◆ What to produce: For the listing below, give the count of lines containing "Евгений", and no other text.

◆ Information shown:

* Start *

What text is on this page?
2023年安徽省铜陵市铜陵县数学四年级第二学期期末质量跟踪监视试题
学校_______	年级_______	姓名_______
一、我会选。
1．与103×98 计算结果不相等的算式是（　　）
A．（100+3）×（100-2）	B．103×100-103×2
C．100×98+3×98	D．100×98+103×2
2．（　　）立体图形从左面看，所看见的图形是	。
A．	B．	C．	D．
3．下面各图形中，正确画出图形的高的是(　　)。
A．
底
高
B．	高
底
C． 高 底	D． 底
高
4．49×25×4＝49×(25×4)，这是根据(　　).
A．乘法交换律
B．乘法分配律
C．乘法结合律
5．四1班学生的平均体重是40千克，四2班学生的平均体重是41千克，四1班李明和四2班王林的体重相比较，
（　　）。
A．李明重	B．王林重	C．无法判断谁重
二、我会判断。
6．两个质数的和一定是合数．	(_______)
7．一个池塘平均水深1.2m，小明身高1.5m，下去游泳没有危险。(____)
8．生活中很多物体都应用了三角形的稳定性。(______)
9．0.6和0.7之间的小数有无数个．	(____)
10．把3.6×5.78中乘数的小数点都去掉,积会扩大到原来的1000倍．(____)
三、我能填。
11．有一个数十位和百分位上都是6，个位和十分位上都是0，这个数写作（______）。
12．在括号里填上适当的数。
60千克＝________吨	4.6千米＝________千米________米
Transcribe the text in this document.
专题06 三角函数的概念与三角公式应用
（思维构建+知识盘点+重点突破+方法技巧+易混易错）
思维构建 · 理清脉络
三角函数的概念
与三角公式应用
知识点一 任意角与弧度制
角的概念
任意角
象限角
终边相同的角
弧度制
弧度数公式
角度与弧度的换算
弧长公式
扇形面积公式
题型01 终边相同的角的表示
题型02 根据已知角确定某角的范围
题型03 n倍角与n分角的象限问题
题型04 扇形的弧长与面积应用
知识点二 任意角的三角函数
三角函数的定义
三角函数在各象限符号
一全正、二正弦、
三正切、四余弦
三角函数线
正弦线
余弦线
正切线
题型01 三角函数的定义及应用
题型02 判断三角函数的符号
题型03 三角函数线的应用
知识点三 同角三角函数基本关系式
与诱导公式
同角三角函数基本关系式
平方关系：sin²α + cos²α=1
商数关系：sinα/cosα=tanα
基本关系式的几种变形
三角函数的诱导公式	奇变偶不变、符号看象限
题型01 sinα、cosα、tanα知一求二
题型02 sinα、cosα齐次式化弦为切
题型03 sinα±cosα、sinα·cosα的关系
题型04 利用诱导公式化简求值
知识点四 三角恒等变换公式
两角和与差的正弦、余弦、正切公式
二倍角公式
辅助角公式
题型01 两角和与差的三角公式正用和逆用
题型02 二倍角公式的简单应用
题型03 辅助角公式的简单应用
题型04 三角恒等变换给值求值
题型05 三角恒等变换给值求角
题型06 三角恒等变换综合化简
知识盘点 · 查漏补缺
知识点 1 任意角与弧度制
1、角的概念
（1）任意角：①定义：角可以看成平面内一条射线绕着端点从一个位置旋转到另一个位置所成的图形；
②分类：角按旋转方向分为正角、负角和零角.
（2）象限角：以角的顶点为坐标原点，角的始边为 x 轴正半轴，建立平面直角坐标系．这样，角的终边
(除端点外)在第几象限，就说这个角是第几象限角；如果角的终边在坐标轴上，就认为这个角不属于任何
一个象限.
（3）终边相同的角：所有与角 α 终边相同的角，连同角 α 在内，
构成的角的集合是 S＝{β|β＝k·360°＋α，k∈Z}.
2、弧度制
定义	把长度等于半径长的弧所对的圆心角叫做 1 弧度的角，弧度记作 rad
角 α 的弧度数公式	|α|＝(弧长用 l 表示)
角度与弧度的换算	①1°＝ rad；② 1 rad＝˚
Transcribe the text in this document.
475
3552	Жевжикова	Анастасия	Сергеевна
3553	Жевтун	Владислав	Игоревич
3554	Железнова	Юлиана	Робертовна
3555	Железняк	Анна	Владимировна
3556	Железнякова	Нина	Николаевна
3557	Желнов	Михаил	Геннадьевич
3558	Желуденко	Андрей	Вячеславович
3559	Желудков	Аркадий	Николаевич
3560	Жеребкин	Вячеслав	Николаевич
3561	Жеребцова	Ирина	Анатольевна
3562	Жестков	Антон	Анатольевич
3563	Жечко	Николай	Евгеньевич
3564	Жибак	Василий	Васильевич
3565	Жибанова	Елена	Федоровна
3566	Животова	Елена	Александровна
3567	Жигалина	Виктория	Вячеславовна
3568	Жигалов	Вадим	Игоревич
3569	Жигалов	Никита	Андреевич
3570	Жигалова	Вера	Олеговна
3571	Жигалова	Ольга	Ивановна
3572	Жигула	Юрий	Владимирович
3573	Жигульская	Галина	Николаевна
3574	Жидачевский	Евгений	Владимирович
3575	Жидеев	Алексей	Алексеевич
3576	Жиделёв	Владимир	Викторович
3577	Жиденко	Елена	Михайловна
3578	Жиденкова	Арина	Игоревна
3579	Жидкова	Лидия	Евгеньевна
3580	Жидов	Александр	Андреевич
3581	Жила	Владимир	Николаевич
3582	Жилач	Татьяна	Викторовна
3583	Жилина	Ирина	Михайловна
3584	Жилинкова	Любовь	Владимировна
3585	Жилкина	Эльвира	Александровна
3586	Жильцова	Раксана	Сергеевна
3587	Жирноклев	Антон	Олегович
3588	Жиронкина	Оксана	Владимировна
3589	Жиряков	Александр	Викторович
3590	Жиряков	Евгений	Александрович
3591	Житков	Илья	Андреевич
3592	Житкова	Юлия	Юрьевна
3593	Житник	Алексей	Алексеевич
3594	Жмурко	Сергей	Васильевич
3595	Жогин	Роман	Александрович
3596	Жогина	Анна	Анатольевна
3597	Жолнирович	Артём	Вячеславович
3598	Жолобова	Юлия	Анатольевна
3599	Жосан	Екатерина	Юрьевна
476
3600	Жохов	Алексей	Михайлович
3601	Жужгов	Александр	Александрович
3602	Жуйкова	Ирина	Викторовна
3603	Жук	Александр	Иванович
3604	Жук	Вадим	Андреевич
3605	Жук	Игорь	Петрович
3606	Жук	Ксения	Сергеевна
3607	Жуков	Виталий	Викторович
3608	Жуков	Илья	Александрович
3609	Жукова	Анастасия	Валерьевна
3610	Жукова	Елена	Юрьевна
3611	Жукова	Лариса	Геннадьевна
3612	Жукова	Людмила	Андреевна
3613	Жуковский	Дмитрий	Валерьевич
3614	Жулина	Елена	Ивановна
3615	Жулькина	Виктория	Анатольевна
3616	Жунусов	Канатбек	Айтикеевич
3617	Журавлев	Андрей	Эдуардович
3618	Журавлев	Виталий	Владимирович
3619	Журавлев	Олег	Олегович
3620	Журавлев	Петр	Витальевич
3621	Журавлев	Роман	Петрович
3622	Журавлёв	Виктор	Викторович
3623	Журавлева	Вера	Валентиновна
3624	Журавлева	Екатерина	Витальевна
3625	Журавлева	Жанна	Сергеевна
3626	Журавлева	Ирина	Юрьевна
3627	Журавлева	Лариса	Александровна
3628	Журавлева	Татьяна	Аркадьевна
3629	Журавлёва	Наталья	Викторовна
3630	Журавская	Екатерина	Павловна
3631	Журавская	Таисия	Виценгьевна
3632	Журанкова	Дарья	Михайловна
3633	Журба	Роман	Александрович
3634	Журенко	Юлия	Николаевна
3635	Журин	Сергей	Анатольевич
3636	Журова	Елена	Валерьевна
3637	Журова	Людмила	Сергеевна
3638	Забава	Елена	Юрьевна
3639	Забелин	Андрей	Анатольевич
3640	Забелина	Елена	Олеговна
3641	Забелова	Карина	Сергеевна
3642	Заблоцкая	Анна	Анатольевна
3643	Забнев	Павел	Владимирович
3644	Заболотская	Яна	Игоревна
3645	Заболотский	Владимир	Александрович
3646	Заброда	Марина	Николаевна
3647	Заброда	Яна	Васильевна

* End *

◆ Exercise result: 2